Continue the passage on French art history below, starting right after its final sentence.

• [Excerpted text]:
[Begin]

The movement toward political centralization, culminating in the absolute monarchy of Louis XIV, was attended by aesthetic authoritarianism marked by a consolidation and control of artistic production in the service of the state and the founding of art institutions. The French Academy was chartered in 1635, and the Gobelins tapestry factory was established in 1662. Typical of the decorative magnificence of the age was the painting of Charles Le Brun and Pierre Mignard and the sculpture of François Girardon, Pierre Puget, and Antoine Coysevox.

The Eighteenth Century

The 18th-century aesthetic styles were named after the political periods of these turbulent eras. They include the régence style, the Louis period styles, and the Directoire style. After the ascension of Louis XV baroque monumentality was replaced by the lighter, more animated spirit of the rococo, which had early manifestation in the art of J. A. Watteau. François Boucher and J. H. Fragonard succeeded Le Brun as official painters; their decorative, sensuous style was favored by the court but not adopted generally. The genre and still-life painter J. B. Chardin and the sculptor J. A. Houdon exhibited independent tendencies.

Characteristic gracefulness and delicacy prevailed in the minor arts, exemplified in the bronze work of Jacques Caffieri and in Sèvres porcelains, produced at the royal potteries established in 1745 at Vincennes and moved to Sèvres in 1753. A self-important manner in portraiture flourished in the work of Nicolas de Largillière and Jean-Marc Nattier.

Toward the end of the 18th cent. reaction against the frivolity of court art and interest in new archaeological excavations encouraged the rise of the neoclassical style, which found government favor under the Directory, Consulate, and Empire. Its principal exponent was J. L. David, at first the king's and later Napoleon's official painter. David wielded authoritarian influence over the national taste (see Empire style).

[End]

[Dataset items]

[Begin]

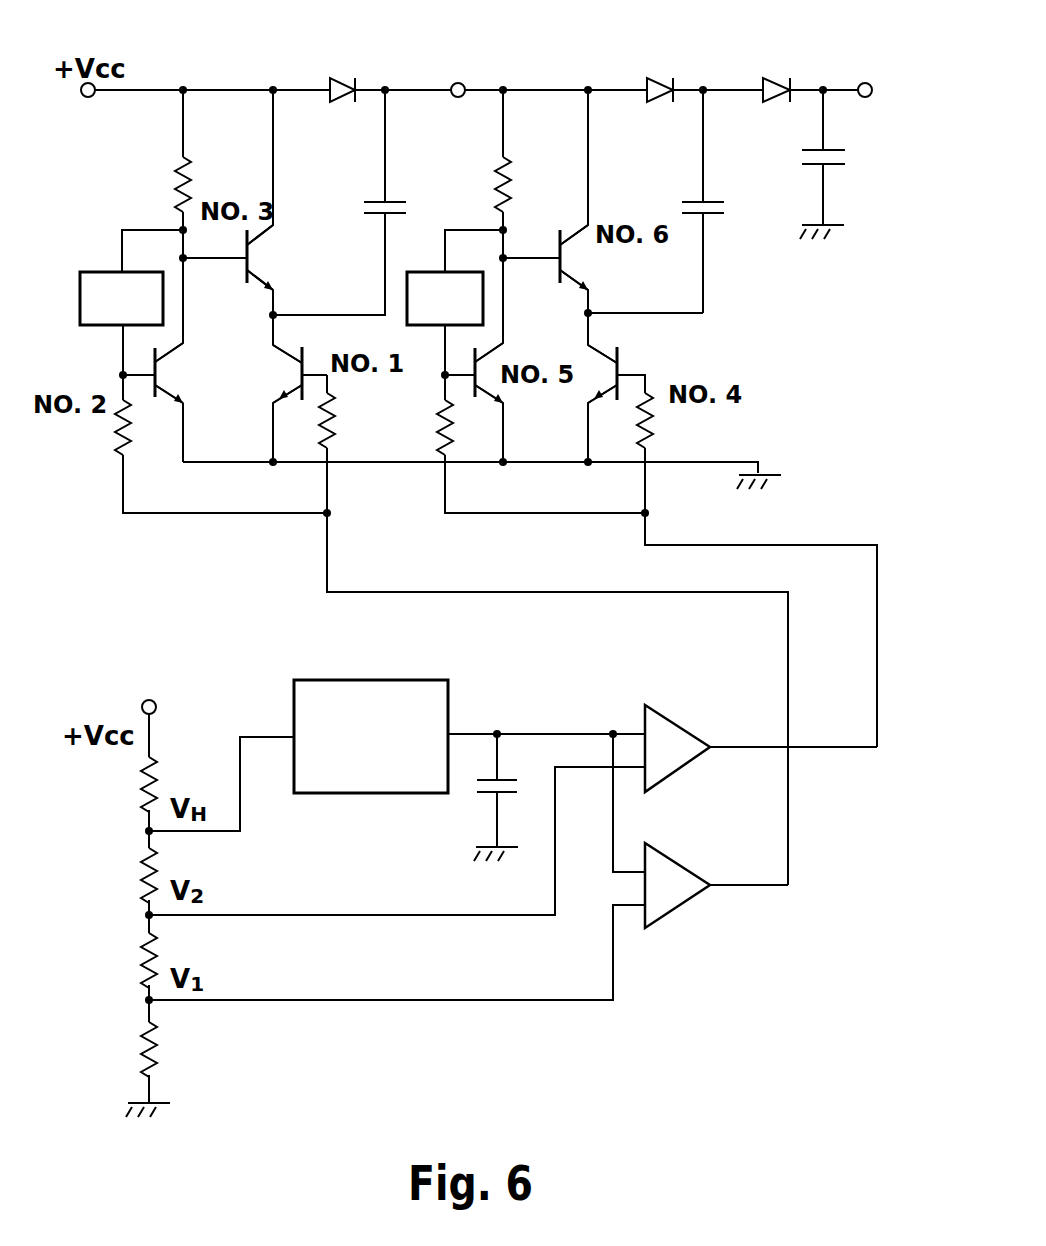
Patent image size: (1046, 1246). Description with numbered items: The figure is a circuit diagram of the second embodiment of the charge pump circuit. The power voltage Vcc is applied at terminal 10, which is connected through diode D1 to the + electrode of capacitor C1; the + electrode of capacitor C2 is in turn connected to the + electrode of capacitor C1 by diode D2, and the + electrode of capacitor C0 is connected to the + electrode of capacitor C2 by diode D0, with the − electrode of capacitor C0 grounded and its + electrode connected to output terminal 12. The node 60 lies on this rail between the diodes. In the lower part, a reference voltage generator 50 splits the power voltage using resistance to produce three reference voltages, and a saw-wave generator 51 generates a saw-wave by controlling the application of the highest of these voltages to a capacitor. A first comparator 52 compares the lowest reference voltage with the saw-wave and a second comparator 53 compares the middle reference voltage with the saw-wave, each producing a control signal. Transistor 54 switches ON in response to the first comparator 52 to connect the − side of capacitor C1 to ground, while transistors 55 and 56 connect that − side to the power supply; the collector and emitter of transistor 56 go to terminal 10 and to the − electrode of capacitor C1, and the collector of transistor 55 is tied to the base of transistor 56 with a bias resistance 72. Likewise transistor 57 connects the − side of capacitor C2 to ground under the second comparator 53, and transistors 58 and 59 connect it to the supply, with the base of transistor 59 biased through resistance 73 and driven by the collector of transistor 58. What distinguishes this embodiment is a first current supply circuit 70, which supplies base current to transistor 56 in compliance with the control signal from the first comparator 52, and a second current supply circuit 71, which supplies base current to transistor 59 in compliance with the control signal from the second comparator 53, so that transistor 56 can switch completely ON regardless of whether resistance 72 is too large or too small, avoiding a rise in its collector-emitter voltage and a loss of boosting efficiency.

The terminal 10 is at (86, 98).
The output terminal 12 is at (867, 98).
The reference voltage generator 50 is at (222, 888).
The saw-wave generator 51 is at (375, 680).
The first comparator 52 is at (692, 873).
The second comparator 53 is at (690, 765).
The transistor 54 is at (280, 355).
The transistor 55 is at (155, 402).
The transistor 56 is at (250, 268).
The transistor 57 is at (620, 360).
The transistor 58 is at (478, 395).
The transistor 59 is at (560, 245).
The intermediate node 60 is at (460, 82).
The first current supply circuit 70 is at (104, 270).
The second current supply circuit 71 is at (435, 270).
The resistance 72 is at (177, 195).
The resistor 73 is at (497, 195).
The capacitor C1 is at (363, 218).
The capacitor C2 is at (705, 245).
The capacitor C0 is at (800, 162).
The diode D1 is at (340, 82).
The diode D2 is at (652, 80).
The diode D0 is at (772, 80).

[End]
[Begin]

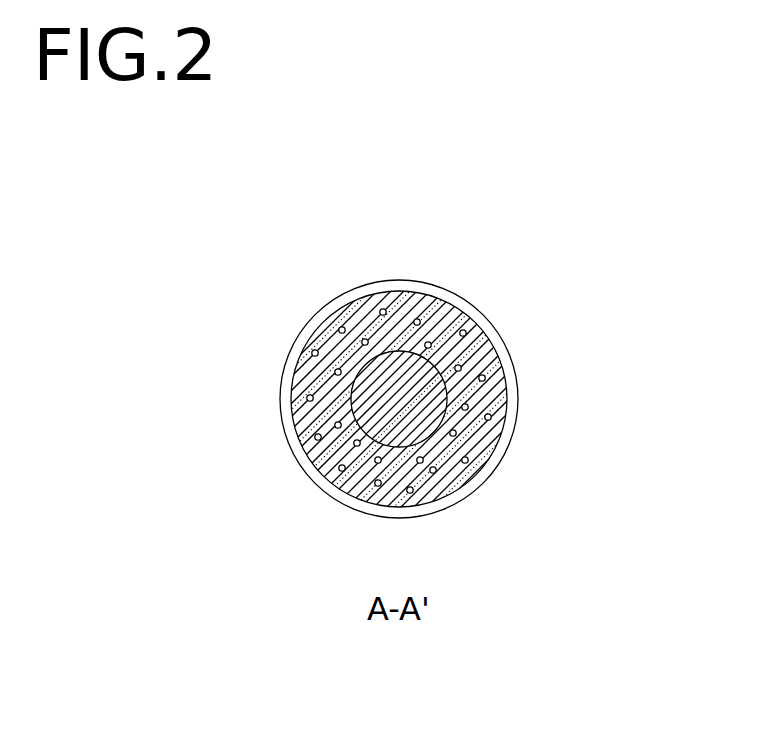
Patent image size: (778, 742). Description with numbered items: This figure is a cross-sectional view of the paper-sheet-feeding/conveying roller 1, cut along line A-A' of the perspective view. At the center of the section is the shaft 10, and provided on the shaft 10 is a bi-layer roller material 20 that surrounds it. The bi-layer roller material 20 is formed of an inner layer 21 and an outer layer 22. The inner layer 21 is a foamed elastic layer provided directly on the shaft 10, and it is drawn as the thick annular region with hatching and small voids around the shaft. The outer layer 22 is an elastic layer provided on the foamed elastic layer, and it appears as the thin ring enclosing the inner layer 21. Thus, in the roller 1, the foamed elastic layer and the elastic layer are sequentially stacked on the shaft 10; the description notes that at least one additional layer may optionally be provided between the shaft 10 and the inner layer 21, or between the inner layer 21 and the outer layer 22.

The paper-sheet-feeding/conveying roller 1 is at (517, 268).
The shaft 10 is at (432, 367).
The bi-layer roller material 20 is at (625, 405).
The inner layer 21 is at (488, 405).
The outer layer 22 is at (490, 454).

[End]
[Begin]

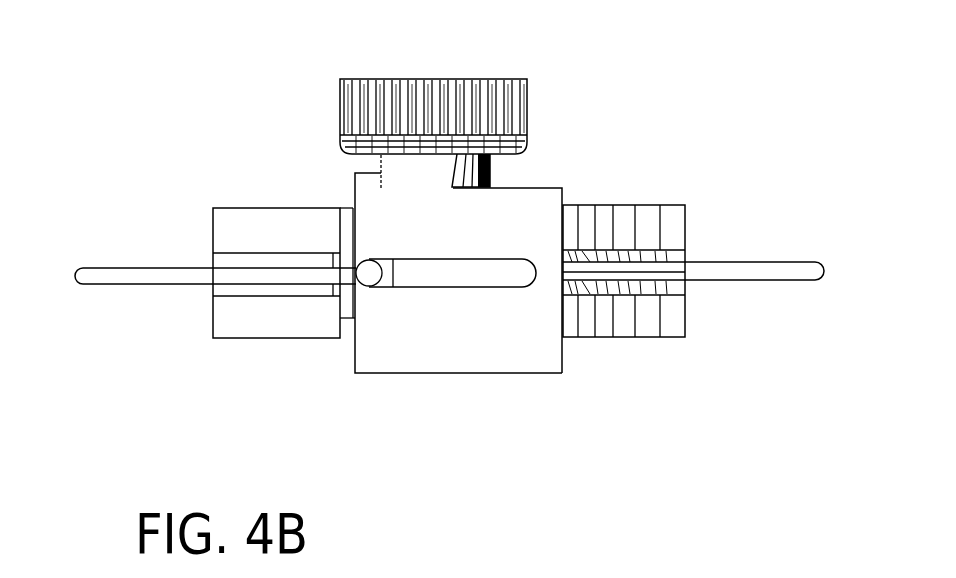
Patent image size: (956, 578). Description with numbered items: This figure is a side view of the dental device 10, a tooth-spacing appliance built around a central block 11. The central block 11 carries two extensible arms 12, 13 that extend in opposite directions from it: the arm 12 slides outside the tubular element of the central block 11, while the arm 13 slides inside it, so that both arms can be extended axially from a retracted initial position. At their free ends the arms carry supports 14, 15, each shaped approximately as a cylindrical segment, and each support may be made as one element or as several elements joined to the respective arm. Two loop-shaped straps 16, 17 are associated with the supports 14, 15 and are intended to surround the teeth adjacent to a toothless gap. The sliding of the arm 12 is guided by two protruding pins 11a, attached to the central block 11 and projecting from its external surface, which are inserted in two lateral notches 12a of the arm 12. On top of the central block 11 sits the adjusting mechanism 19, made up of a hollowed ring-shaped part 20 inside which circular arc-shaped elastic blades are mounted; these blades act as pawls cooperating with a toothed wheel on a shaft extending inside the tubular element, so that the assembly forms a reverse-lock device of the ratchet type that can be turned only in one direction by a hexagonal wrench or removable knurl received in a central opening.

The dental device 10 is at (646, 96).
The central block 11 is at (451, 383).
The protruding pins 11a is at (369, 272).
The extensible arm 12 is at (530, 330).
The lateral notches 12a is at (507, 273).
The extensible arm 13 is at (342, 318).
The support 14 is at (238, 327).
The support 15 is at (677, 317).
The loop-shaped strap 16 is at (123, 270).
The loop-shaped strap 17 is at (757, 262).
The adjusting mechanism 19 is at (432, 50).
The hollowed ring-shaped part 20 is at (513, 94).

[End]

• [Task result]:
The Nineteenth Century

After neoclassicism, no single style predominated in the early part of the century. Rather, individual artists gave definition to a variety of movements. J. A. D. Ingres succeeded David as leading academician and favored an essentially linear and meticulously finished style, in part inspired by a new enthusiasm for the art of the Italian Renaissance. Opposed to the academic discipline manifest in yearly Salon exhibitions were the romantic painters led by Delacroix and Géricault. At the same time that romanticism championed subjective emotion, the artist's independence from social purpose, and the taste for exotic subject matter, various currents of realism had notable exponents in Honoré Daumier, J. B. C. Corot, and Gustave Courbet. Revived interest in landscape painting was revealed in the works of the Barbizon school.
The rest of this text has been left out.